Stored data:
-=-=-

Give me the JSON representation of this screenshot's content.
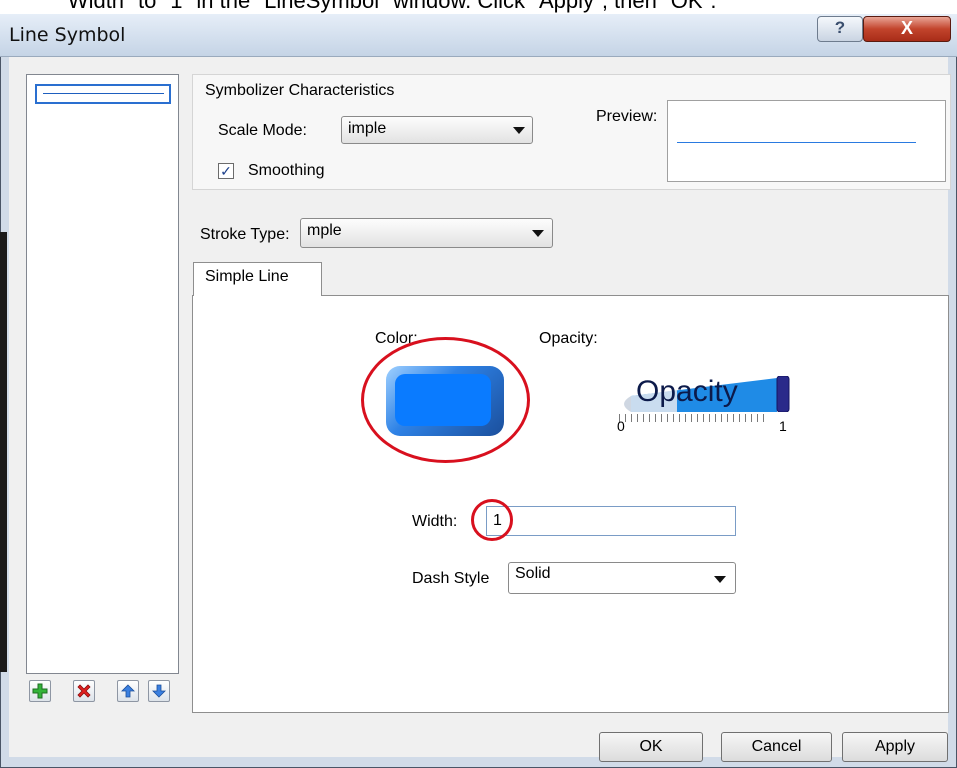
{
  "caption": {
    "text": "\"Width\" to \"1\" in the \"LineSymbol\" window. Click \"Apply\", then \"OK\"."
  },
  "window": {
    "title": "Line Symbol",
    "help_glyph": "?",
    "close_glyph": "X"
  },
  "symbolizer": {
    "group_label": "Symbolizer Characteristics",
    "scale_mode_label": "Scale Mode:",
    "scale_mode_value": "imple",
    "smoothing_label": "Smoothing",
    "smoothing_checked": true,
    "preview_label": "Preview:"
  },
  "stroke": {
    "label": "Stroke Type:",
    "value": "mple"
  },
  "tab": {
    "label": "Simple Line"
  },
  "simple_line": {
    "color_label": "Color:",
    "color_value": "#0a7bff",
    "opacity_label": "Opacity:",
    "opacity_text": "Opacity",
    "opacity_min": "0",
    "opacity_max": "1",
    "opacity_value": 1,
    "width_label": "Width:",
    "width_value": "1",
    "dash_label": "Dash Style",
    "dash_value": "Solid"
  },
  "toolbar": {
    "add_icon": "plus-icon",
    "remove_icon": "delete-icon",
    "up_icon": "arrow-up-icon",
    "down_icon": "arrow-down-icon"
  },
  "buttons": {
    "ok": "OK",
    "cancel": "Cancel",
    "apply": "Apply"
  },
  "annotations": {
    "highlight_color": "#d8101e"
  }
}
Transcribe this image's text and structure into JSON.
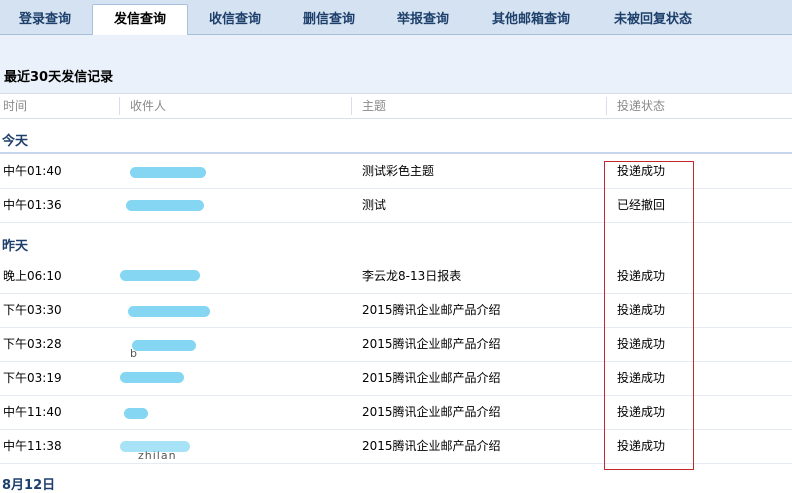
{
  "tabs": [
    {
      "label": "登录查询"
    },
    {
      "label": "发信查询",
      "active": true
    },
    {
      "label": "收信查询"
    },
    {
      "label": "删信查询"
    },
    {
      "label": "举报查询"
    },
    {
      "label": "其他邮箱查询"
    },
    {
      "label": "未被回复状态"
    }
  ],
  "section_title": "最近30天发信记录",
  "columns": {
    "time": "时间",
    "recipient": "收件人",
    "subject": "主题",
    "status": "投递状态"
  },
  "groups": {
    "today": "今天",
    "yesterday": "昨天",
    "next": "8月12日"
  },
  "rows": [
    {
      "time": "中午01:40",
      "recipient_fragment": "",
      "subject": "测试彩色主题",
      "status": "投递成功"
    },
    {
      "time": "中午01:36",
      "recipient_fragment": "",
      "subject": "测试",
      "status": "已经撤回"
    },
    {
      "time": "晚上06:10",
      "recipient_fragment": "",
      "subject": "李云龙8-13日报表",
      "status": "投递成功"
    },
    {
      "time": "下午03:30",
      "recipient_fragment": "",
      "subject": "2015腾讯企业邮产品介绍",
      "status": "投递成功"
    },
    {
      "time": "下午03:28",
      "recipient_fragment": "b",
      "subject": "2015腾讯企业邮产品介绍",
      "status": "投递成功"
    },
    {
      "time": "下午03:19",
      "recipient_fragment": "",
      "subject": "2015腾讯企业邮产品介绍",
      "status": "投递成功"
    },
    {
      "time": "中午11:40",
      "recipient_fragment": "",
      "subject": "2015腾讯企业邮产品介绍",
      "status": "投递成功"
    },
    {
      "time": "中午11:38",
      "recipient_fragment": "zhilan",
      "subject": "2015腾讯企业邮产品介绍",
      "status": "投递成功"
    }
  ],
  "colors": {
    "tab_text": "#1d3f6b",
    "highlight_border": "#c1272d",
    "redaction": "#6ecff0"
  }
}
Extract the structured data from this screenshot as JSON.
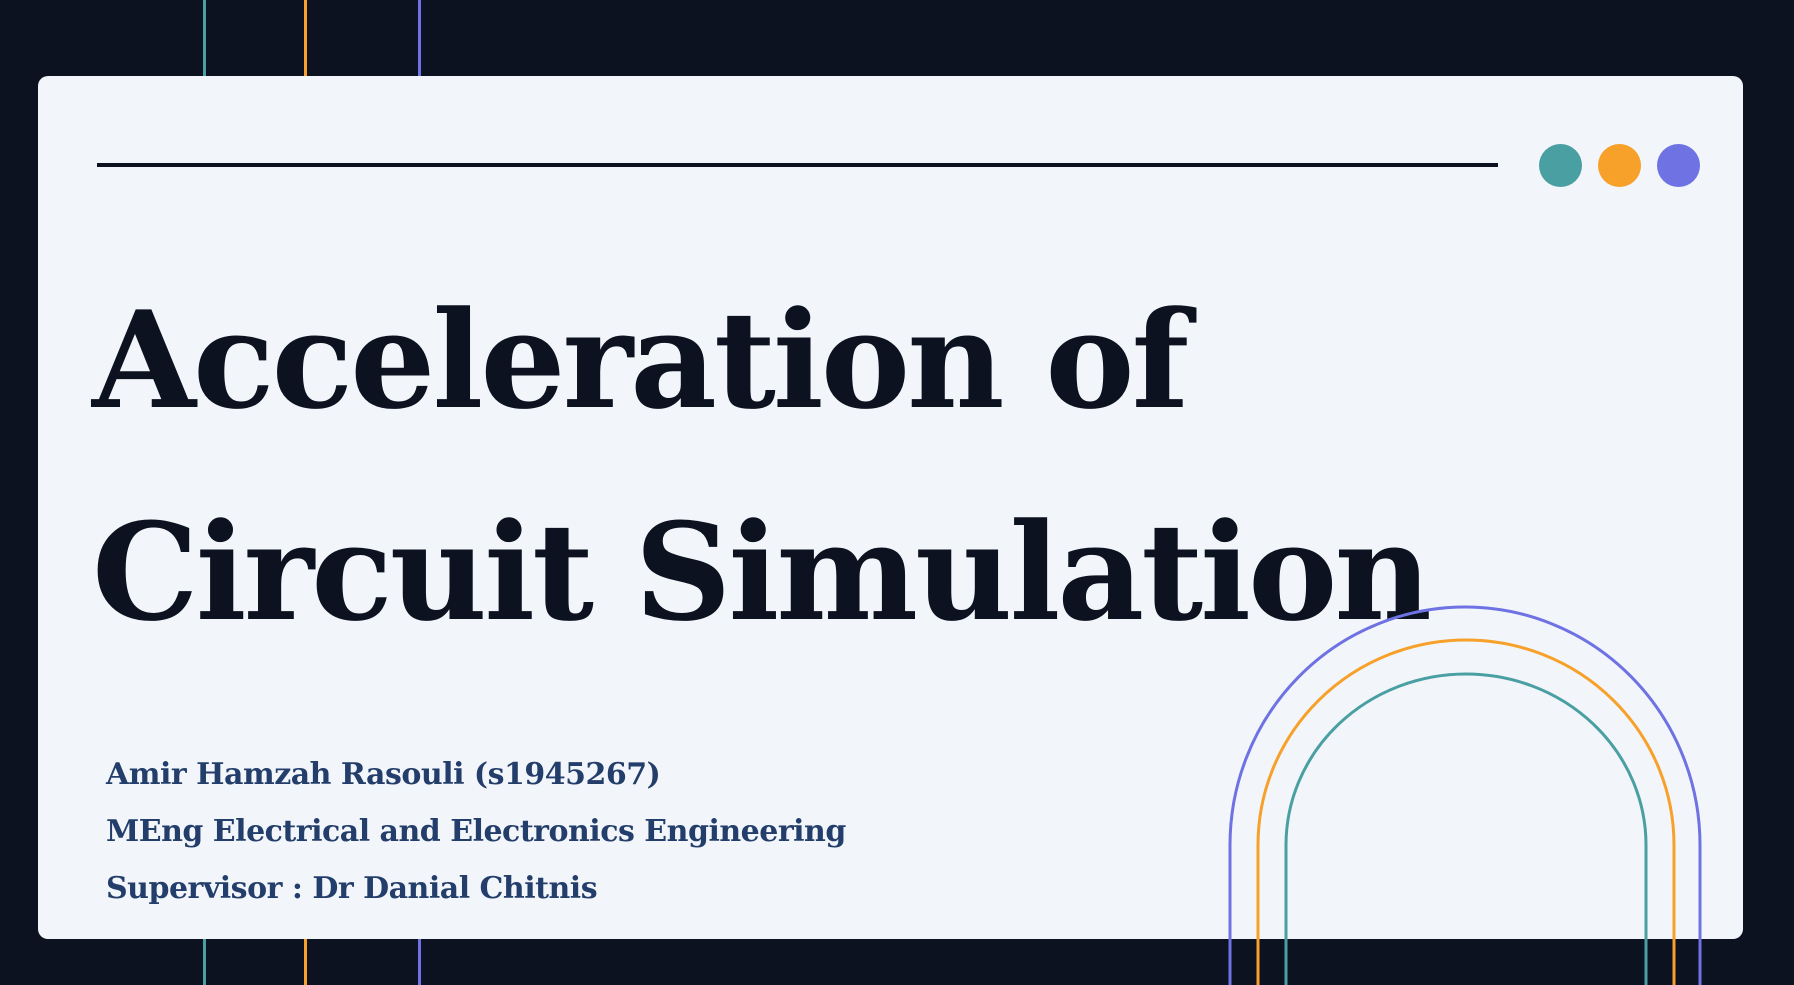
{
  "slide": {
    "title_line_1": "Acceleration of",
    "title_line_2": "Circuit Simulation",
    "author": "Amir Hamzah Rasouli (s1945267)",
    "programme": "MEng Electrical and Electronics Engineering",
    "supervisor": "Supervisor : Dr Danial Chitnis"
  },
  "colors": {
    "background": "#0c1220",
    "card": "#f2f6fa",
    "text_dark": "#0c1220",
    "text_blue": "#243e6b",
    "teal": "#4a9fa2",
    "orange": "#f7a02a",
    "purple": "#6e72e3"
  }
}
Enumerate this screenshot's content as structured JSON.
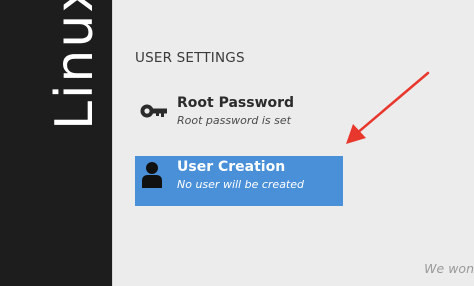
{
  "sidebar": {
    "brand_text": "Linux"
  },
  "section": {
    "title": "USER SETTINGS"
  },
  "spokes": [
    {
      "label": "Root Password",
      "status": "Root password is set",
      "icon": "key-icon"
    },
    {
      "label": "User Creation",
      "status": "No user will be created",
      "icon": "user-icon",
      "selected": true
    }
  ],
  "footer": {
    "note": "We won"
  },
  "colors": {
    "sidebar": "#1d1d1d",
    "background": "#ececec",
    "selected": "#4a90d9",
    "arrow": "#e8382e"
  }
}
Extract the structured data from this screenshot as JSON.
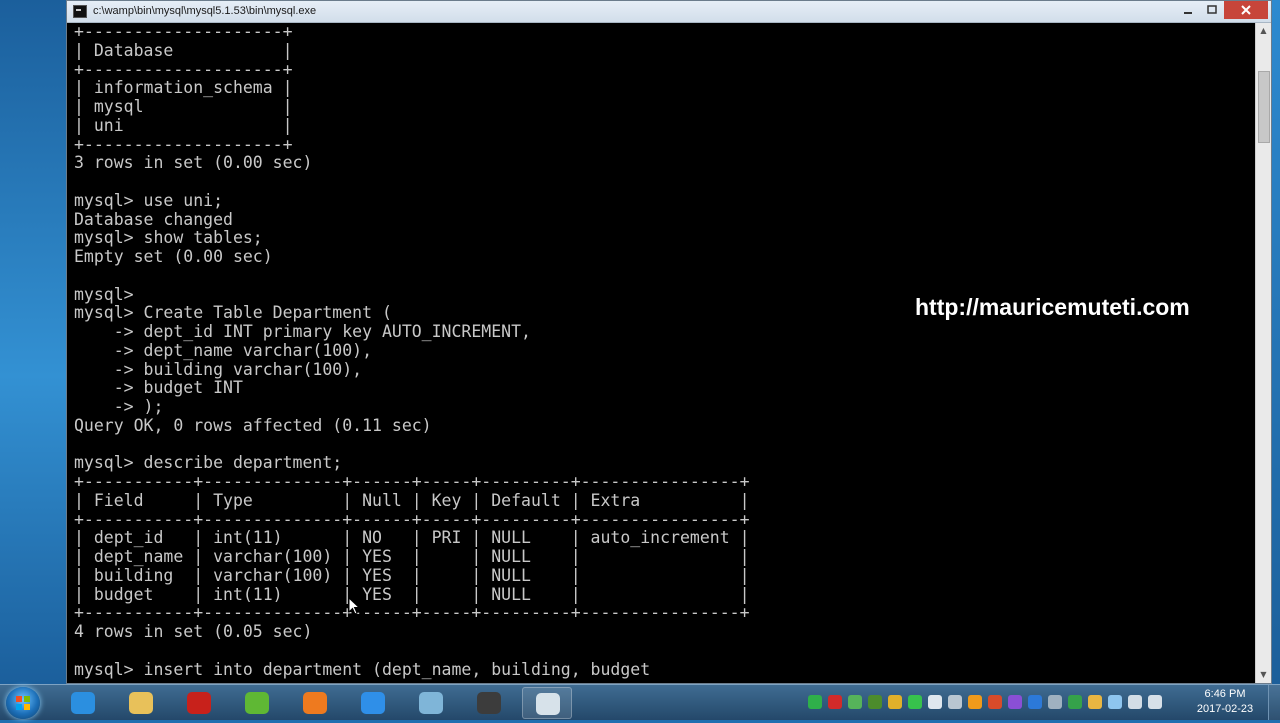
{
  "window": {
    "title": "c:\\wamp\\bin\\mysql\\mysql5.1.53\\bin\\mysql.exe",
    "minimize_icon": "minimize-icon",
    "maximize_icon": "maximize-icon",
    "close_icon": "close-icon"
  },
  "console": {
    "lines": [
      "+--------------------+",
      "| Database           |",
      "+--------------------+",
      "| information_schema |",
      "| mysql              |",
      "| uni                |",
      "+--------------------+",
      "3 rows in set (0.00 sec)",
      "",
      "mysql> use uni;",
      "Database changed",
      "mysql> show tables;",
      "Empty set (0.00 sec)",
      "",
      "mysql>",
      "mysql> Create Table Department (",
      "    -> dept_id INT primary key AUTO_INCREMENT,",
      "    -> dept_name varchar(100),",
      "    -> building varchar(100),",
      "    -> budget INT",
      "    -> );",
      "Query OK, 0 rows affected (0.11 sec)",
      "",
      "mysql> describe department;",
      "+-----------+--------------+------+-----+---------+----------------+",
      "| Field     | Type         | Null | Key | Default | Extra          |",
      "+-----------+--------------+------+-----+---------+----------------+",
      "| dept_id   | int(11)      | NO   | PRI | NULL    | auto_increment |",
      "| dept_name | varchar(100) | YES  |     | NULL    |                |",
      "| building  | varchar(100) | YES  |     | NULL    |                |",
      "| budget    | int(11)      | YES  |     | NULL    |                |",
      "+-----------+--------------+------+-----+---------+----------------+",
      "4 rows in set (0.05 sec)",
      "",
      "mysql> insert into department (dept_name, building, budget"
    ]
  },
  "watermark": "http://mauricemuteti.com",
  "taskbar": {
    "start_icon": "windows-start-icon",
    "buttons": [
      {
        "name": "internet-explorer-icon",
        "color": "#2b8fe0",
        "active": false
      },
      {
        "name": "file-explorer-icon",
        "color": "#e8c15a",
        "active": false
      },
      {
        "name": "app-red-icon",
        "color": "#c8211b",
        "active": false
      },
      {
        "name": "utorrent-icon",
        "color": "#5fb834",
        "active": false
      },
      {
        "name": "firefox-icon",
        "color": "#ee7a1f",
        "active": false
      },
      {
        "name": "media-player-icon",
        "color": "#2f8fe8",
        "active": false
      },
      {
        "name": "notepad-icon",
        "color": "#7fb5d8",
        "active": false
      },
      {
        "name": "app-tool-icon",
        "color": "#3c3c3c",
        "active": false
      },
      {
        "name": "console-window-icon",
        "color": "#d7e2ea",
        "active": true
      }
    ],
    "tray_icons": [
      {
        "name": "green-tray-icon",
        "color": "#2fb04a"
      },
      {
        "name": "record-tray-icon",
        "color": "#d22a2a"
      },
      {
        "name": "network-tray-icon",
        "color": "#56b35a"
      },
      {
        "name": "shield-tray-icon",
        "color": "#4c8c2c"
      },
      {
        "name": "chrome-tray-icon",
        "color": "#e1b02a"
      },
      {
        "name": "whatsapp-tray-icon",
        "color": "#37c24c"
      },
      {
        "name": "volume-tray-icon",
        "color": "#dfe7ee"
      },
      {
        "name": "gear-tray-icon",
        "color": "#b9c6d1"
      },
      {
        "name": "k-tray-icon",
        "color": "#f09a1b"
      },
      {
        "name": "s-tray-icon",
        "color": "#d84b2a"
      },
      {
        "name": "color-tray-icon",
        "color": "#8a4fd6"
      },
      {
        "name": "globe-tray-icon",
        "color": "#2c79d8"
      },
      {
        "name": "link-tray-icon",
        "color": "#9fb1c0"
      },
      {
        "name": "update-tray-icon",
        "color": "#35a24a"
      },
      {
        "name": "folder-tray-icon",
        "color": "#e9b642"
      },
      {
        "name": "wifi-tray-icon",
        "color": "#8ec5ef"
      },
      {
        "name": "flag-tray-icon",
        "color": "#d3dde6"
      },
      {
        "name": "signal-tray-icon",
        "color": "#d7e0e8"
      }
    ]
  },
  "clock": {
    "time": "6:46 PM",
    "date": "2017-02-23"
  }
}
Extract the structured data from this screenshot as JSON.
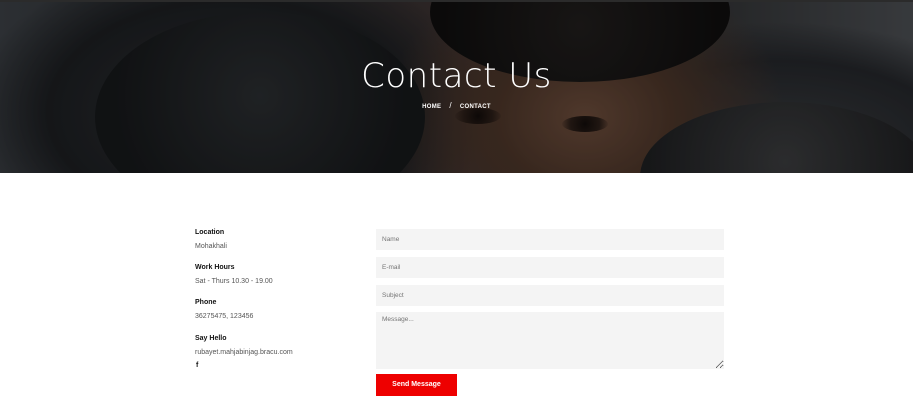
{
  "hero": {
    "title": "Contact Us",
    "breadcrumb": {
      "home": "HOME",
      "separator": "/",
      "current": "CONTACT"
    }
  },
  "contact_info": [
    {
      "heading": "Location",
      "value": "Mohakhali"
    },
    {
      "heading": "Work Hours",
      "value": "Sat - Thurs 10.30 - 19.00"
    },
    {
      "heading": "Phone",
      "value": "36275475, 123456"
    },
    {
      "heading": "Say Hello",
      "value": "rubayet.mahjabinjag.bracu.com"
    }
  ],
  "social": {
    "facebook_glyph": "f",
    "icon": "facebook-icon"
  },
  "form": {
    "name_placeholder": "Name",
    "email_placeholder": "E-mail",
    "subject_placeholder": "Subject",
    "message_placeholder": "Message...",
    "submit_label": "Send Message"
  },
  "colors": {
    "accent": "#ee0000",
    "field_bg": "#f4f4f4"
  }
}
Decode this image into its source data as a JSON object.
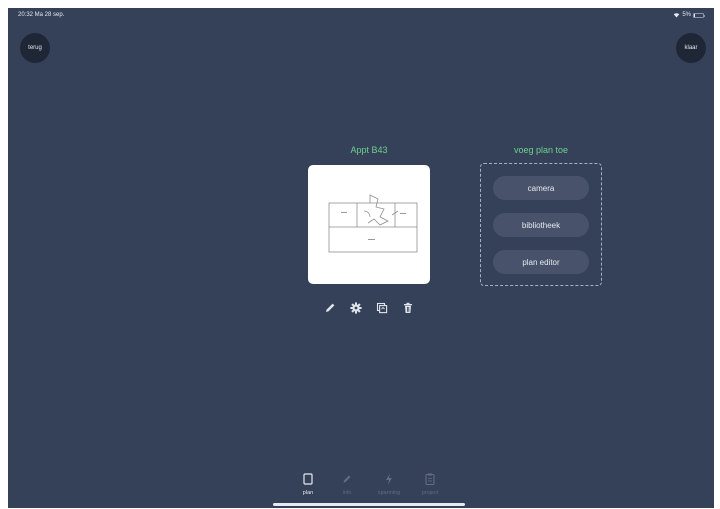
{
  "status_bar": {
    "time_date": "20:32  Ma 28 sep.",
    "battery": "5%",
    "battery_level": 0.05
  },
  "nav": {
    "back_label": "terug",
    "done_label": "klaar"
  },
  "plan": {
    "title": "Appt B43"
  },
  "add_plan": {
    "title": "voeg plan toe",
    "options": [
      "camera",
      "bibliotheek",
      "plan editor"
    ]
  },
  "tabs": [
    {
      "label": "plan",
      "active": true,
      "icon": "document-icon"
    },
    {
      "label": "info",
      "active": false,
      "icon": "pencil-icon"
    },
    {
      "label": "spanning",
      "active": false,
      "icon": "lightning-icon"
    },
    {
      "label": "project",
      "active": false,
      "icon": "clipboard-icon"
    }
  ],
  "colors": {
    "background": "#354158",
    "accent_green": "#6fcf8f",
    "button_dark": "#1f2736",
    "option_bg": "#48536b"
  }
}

-=-=-

### Your task
Your output should consist solely of the lines from the line containing "Decode this image" through the last line of the entries, verbatim, minus any pictures.

### Answer
Decode this image into its source data as a JSON object.
{
  "status_bar": {
    "time_date": "20:32  Ma 28 sep.",
    "battery": "5%",
    "battery_level": 0.05
  },
  "nav": {
    "back_label": "terug",
    "done_label": "klaar"
  },
  "plan": {
    "title": "Appt B43"
  },
  "add_plan": {
    "title": "voeg plan toe",
    "options": [
      "camera",
      "bibliotheek",
      "plan editor"
    ]
  },
  "tabs": [
    {
      "label": "plan",
      "active": true,
      "icon": "document-icon"
    },
    {
      "label": "info",
      "active": false,
      "icon": "pencil-icon"
    },
    {
      "label": "spanning",
      "active": false,
      "icon": "lightning-icon"
    },
    {
      "label": "project",
      "active": false,
      "icon": "clipboard-icon"
    }
  ],
  "colors": {
    "background": "#354158",
    "accent_green": "#6fcf8f",
    "button_dark": "#1f2736",
    "option_bg": "#48536b"
  }
}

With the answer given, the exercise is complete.